Find and copy each line of the records where the string "микрорайон" shows up.

** BEGIN Provided information **

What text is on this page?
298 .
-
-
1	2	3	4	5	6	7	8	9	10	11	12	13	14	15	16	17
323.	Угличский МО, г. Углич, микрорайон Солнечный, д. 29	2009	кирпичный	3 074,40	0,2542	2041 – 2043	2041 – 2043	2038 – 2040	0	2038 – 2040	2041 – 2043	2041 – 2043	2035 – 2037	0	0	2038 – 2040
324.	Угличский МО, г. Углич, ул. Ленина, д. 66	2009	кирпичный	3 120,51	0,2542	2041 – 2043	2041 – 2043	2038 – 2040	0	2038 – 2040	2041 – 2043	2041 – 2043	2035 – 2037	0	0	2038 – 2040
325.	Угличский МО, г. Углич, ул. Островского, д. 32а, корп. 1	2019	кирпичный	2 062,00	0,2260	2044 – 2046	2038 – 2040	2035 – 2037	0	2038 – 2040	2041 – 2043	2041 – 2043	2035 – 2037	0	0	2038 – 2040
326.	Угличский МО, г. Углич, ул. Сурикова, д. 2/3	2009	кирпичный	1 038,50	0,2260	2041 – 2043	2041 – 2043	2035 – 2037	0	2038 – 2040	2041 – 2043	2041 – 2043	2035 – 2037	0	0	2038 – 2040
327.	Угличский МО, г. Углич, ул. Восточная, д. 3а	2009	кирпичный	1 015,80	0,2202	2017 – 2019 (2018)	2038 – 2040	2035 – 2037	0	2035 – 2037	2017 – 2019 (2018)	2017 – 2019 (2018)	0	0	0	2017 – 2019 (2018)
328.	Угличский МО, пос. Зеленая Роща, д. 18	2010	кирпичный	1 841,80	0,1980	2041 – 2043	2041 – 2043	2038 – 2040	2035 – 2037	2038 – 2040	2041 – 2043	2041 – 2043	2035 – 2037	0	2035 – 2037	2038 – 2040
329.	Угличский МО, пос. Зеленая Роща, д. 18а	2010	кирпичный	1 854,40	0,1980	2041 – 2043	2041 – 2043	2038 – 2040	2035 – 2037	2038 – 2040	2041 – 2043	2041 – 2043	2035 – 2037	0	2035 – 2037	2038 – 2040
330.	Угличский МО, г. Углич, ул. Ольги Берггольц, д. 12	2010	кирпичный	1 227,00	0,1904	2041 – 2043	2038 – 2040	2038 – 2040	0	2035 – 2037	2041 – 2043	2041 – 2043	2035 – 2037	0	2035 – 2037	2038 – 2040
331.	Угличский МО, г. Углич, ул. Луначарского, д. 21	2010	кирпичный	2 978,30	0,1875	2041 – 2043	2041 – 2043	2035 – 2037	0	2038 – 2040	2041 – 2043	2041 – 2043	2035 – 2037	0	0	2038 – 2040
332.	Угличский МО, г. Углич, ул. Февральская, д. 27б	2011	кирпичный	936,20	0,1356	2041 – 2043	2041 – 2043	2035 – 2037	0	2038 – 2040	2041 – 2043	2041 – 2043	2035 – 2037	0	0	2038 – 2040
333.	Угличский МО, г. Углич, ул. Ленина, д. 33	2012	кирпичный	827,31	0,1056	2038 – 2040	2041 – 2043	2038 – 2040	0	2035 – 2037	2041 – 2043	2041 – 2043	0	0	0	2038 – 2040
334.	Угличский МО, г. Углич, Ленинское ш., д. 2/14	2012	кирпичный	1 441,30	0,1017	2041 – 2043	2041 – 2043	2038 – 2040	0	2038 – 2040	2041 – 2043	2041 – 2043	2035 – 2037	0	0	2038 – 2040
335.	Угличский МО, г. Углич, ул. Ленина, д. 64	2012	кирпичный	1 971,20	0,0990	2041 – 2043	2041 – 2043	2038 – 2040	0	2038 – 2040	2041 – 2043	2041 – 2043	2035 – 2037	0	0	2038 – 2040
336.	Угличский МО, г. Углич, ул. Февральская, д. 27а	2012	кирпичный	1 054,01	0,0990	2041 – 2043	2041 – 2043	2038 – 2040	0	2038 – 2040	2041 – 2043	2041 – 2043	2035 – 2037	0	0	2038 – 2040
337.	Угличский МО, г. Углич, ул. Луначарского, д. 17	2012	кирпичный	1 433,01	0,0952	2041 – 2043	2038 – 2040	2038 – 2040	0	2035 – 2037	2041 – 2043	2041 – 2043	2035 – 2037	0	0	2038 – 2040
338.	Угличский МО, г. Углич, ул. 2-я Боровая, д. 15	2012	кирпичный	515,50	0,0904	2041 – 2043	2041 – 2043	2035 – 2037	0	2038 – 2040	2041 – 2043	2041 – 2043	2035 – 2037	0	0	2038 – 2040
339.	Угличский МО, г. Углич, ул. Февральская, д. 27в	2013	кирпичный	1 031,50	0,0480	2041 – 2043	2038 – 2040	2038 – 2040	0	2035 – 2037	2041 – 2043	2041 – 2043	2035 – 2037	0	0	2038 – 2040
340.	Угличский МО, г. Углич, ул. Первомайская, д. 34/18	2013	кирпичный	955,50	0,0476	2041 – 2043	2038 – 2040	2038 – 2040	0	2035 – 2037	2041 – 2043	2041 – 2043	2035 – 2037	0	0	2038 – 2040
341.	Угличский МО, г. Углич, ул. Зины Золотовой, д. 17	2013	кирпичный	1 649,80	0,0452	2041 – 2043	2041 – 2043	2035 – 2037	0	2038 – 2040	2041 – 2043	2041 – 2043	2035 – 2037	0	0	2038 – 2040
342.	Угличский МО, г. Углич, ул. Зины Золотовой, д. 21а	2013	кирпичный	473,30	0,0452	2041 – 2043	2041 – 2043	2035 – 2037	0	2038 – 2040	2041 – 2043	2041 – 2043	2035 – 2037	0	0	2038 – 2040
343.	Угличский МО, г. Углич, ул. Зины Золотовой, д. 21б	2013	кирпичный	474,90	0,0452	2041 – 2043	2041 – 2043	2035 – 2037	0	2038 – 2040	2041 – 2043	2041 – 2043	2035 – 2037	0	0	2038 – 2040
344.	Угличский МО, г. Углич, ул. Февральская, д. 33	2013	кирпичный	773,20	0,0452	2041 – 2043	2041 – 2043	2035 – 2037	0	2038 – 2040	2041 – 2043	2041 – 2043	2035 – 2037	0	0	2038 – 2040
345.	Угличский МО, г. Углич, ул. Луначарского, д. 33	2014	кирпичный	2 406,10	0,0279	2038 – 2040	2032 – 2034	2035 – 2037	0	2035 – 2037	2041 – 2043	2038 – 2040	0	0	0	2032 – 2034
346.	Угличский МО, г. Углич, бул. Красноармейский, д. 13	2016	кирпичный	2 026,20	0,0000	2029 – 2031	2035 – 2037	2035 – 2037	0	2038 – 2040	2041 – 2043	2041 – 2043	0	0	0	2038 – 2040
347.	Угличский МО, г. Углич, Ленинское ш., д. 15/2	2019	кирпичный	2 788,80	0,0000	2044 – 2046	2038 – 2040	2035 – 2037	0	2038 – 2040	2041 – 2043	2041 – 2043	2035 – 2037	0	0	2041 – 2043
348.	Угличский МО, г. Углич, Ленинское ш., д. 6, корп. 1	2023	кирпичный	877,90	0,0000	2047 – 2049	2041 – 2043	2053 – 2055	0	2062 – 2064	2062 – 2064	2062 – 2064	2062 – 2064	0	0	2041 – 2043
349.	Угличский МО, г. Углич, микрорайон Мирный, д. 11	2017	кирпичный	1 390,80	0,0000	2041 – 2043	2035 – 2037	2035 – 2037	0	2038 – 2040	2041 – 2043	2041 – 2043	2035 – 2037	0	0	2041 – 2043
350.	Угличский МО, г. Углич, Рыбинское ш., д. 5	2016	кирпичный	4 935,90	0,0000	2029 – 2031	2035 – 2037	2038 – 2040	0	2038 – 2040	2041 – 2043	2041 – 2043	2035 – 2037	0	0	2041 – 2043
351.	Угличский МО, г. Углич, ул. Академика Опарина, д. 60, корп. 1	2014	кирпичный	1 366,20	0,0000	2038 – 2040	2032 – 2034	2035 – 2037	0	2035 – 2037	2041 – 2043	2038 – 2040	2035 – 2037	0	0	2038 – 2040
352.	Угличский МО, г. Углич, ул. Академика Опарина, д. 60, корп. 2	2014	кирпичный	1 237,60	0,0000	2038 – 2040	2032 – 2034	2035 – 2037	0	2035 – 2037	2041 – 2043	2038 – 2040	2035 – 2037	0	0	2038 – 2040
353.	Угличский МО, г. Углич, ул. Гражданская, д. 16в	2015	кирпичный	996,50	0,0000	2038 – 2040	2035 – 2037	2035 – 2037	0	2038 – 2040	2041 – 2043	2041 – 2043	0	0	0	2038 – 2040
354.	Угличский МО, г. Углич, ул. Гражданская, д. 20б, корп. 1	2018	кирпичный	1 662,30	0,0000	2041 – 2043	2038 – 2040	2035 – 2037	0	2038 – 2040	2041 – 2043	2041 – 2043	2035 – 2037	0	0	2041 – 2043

** END Provided information **

Final result
323.	Угличский МО, г. Углич, микрорайон Солнечный, д. 29	2009	кирпичный	3 074,40	0,2542	2041 – 2043	2041 – 2043	2038 – 2040	0	2038 – 2040	2041 – 2043	2041 – 2043	2035 – 2037	0	0	2038 – 2040
349.	Угличский МО, г. Углич, микрорайон Мирный, д. 11	2017	кирпичный	1 390,80	0,0000	2041 – 2043	2035 – 2037	2035 – 2037	0	2038 – 2040	2041 – 2043	2041 – 2043	2035 – 2037	0	0	2041 – 2043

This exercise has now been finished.